GIVEN INSTRUCTION
Leaving out every picture, quote the data below exactly as it appears.

########

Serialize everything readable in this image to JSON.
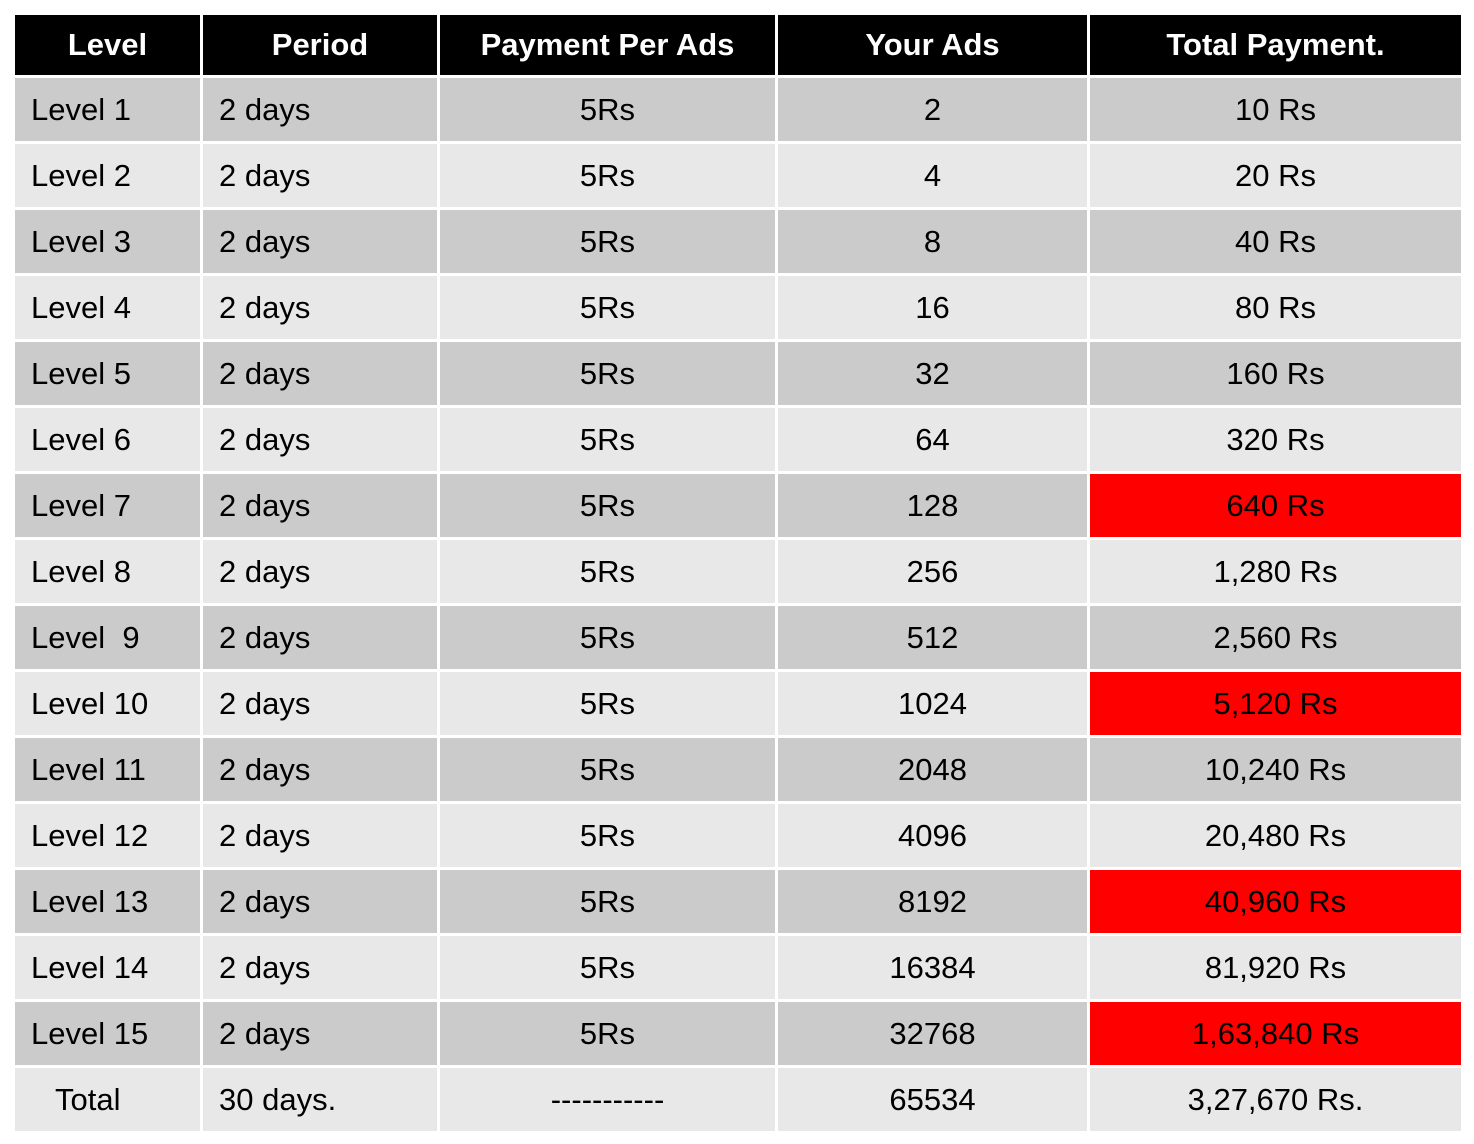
{
  "table": {
    "headers": [
      "Level",
      "Period",
      "Payment Per Ads",
      "Your Ads",
      "Total Payment."
    ],
    "rows": [
      {
        "level": "Level 1",
        "period": "2 days",
        "payment": "5Rs",
        "ads": "2",
        "total": "10 Rs",
        "highlight": false
      },
      {
        "level": "Level 2",
        "period": "2 days",
        "payment": "5Rs",
        "ads": "4",
        "total": "20 Rs",
        "highlight": false
      },
      {
        "level": "Level 3",
        "period": "2 days",
        "payment": "5Rs",
        "ads": "8",
        "total": "40 Rs",
        "highlight": false
      },
      {
        "level": "Level 4",
        "period": "2 days",
        "payment": "5Rs",
        "ads": "16",
        "total": "80 Rs",
        "highlight": false
      },
      {
        "level": "Level 5",
        "period": "2 days",
        "payment": "5Rs",
        "ads": "32",
        "total": "160 Rs",
        "highlight": false
      },
      {
        "level": "Level 6",
        "period": "2 days",
        "payment": "5Rs",
        "ads": "64",
        "total": "320 Rs",
        "highlight": false
      },
      {
        "level": "Level 7",
        "period": "2 days",
        "payment": "5Rs",
        "ads": "128",
        "total": "640 Rs",
        "highlight": true
      },
      {
        "level": "Level 8",
        "period": "2 days",
        "payment": "5Rs",
        "ads": "256",
        "total": "1,280 Rs",
        "highlight": false
      },
      {
        "level": "Level  9",
        "period": "2 days",
        "payment": "5Rs",
        "ads": "512",
        "total": "2,560 Rs",
        "highlight": false
      },
      {
        "level": "Level 10",
        "period": "2 days",
        "payment": "5Rs",
        "ads": "1024",
        "total": "5,120 Rs",
        "highlight": true
      },
      {
        "level": "Level 11",
        "period": "2 days",
        "payment": "5Rs",
        "ads": "2048",
        "total": "10,240 Rs",
        "highlight": false
      },
      {
        "level": "Level 12",
        "period": "2 days",
        "payment": "5Rs",
        "ads": "4096",
        "total": "20,480 Rs",
        "highlight": false
      },
      {
        "level": "Level 13",
        "period": "2 days",
        "payment": "5Rs",
        "ads": "8192",
        "total": "40,960 Rs",
        "highlight": true
      },
      {
        "level": "Level 14",
        "period": "2 days",
        "payment": "5Rs",
        "ads": "16384",
        "total": "81,920 Rs",
        "highlight": false
      },
      {
        "level": "Level 15",
        "period": "2 days",
        "payment": "5Rs",
        "ads": "32768",
        "total": "1,63,840 Rs",
        "highlight": true
      }
    ],
    "total_row": {
      "level": "Total",
      "period": "30 days.",
      "payment": "-----------",
      "ads": "65534",
      "total": "3,27,670 Rs."
    }
  },
  "colors": {
    "header_bg": "#000000",
    "header_text": "#ffffff",
    "row_dark": "#cbcbcb",
    "row_light": "#e8e8e8",
    "highlight": "#ff0000"
  }
}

########

RESPONSE TO THIS TASK
Serialize everything readable in this image to JSON.
{
  "table": {
    "headers": [
      "Level",
      "Period",
      "Payment Per Ads",
      "Your Ads",
      "Total Payment."
    ],
    "rows": [
      {
        "level": "Level 1",
        "period": "2 days",
        "payment": "5Rs",
        "ads": "2",
        "total": "10 Rs",
        "highlight": false
      },
      {
        "level": "Level 2",
        "period": "2 days",
        "payment": "5Rs",
        "ads": "4",
        "total": "20 Rs",
        "highlight": false
      },
      {
        "level": "Level 3",
        "period": "2 days",
        "payment": "5Rs",
        "ads": "8",
        "total": "40 Rs",
        "highlight": false
      },
      {
        "level": "Level 4",
        "period": "2 days",
        "payment": "5Rs",
        "ads": "16",
        "total": "80 Rs",
        "highlight": false
      },
      {
        "level": "Level 5",
        "period": "2 days",
        "payment": "5Rs",
        "ads": "32",
        "total": "160 Rs",
        "highlight": false
      },
      {
        "level": "Level 6",
        "period": "2 days",
        "payment": "5Rs",
        "ads": "64",
        "total": "320 Rs",
        "highlight": false
      },
      {
        "level": "Level 7",
        "period": "2 days",
        "payment": "5Rs",
        "ads": "128",
        "total": "640 Rs",
        "highlight": true
      },
      {
        "level": "Level 8",
        "period": "2 days",
        "payment": "5Rs",
        "ads": "256",
        "total": "1,280 Rs",
        "highlight": false
      },
      {
        "level": "Level  9",
        "period": "2 days",
        "payment": "5Rs",
        "ads": "512",
        "total": "2,560 Rs",
        "highlight": false
      },
      {
        "level": "Level 10",
        "period": "2 days",
        "payment": "5Rs",
        "ads": "1024",
        "total": "5,120 Rs",
        "highlight": true
      },
      {
        "level": "Level 11",
        "period": "2 days",
        "payment": "5Rs",
        "ads": "2048",
        "total": "10,240 Rs",
        "highlight": false
      },
      {
        "level": "Level 12",
        "period": "2 days",
        "payment": "5Rs",
        "ads": "4096",
        "total": "20,480 Rs",
        "highlight": false
      },
      {
        "level": "Level 13",
        "period": "2 days",
        "payment": "5Rs",
        "ads": "8192",
        "total": "40,960 Rs",
        "highlight": true
      },
      {
        "level": "Level 14",
        "period": "2 days",
        "payment": "5Rs",
        "ads": "16384",
        "total": "81,920 Rs",
        "highlight": false
      },
      {
        "level": "Level 15",
        "period": "2 days",
        "payment": "5Rs",
        "ads": "32768",
        "total": "1,63,840 Rs",
        "highlight": true
      }
    ],
    "total_row": {
      "level": "Total",
      "period": "30 days.",
      "payment": "-----------",
      "ads": "65534",
      "total": "3,27,670 Rs."
    }
  },
  "colors": {
    "header_bg": "#000000",
    "header_text": "#ffffff",
    "row_dark": "#cbcbcb",
    "row_light": "#e8e8e8",
    "highlight": "#ff0000"
  }
}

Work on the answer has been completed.